• **Work to complete**
Transcribe the material in full. Nothing should differ except that the pictures are left out.

#### Supplied data ####

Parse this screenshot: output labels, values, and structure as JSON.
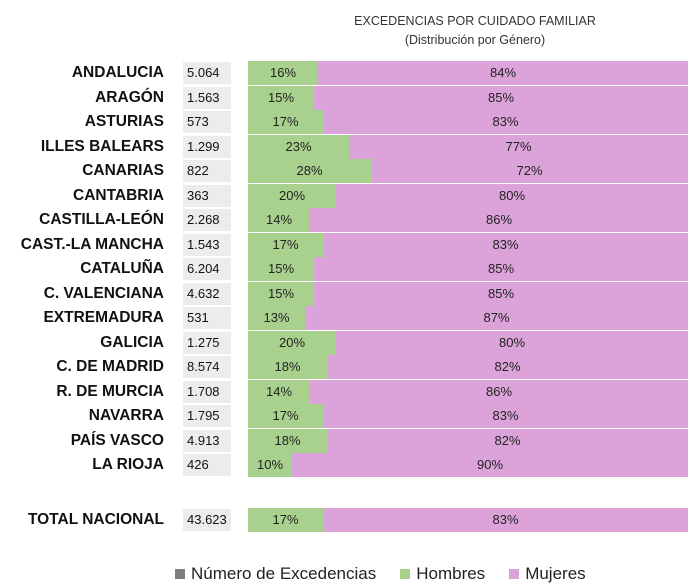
{
  "chart_data": {
    "type": "bar",
    "title": "EXCEDENCIAS POR CUIDADO FAMILIAR",
    "subtitle": "(Distribución por Género)",
    "categories": [
      "ANDALUCIA",
      "ARAGÓN",
      "ASTURIAS",
      "ILLES BALEARS",
      "CANARIAS",
      "CANTABRIA",
      "CASTILLA-LEÓN",
      "CAST.-LA MANCHA",
      "CATALUÑA",
      "C. VALENCIANA",
      "EXTREMADURA",
      "GALICIA",
      "C. DE MADRID",
      "R. DE MURCIA",
      "NAVARRA",
      "PAÍS VASCO",
      "LA RIOJA"
    ],
    "counts": [
      "5.064",
      "1.563",
      "573",
      "1.299",
      "822",
      "363",
      "2.268",
      "1.543",
      "6.204",
      "4.632",
      "531",
      "1.275",
      "8.574",
      "1.708",
      "1.795",
      "4.913",
      "426"
    ],
    "series": [
      {
        "name": "Hombres",
        "color": "#a9d18e",
        "values": [
          16,
          15,
          17,
          23,
          28,
          20,
          14,
          17,
          15,
          15,
          13,
          20,
          18,
          14,
          17,
          18,
          10
        ]
      },
      {
        "name": "Mujeres",
        "color": "#dca3da",
        "values": [
          84,
          85,
          83,
          77,
          72,
          80,
          86,
          83,
          85,
          85,
          87,
          80,
          82,
          86,
          83,
          82,
          90
        ]
      }
    ],
    "total": {
      "label": "TOTAL NACIONAL",
      "count": "43.623",
      "hombres": 17,
      "mujeres": 83
    },
    "legend": [
      {
        "label": "Número de Excedencias",
        "color": "#7f7f7f"
      },
      {
        "label": "Hombres",
        "color": "#a9d18e"
      },
      {
        "label": "Mujeres",
        "color": "#dca3da"
      }
    ],
    "legend_position": "bottom",
    "stacked": true,
    "percent_stacked": true
  }
}
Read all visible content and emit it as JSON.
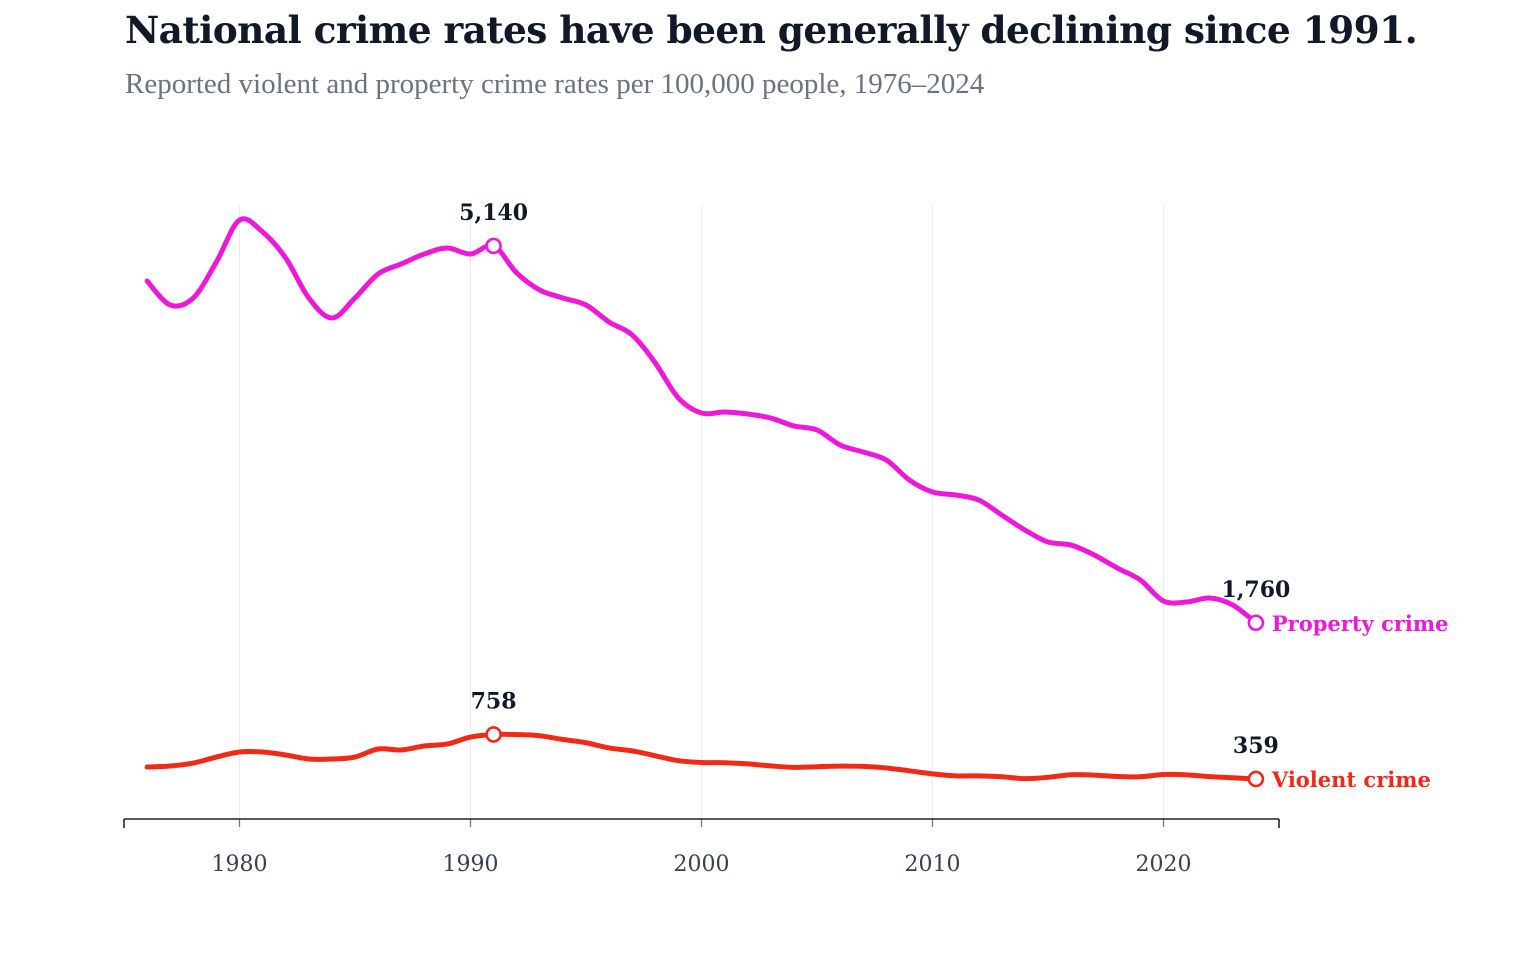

####

• **Response to this exercise**
Parse this screenshot: output labels, values, and structure as JSON.
{
  "chart_data": {
    "type": "bar",
    "title": "EXCEDENCIAS POR CUIDADO FAMILIAR",
    "subtitle": "(Distribución por Género)",
    "categories": [
      "ANDALUCIA",
      "ARAGÓN",
      "ASTURIAS",
      "ILLES BALEARS",
      "CANARIAS",
      "CANTABRIA",
      "CASTILLA-LEÓN",
      "CAST.-LA MANCHA",
      "CATALUÑA",
      "C. VALENCIANA",
      "EXTREMADURA",
      "GALICIA",
      "C. DE MADRID",
      "R. DE MURCIA",
      "NAVARRA",
      "PAÍS VASCO",
      "LA RIOJA"
    ],
    "counts": [
      "5.064",
      "1.563",
      "573",
      "1.299",
      "822",
      "363",
      "2.268",
      "1.543",
      "6.204",
      "4.632",
      "531",
      "1.275",
      "8.574",
      "1.708",
      "1.795",
      "4.913",
      "426"
    ],
    "series": [
      {
        "name": "Hombres",
        "color": "#a9d18e",
        "values": [
          16,
          15,
          17,
          23,
          28,
          20,
          14,
          17,
          15,
          15,
          13,
          20,
          18,
          14,
          17,
          18,
          10
        ]
      },
      {
        "name": "Mujeres",
        "color": "#dca3da",
        "values": [
          84,
          85,
          83,
          77,
          72,
          80,
          86,
          83,
          85,
          85,
          87,
          80,
          82,
          86,
          83,
          82,
          90
        ]
      }
    ],
    "total": {
      "label": "TOTAL NACIONAL",
      "count": "43.623",
      "hombres": 17,
      "mujeres": 83
    },
    "legend": [
      {
        "label": "Número de Excedencias",
        "color": "#7f7f7f"
      },
      {
        "label": "Hombres",
        "color": "#a9d18e"
      },
      {
        "label": "Mujeres",
        "color": "#dca3da"
      }
    ],
    "legend_position": "bottom",
    "stacked": true,
    "percent_stacked": true
  }
}
Read all visible content and emit it as JSON.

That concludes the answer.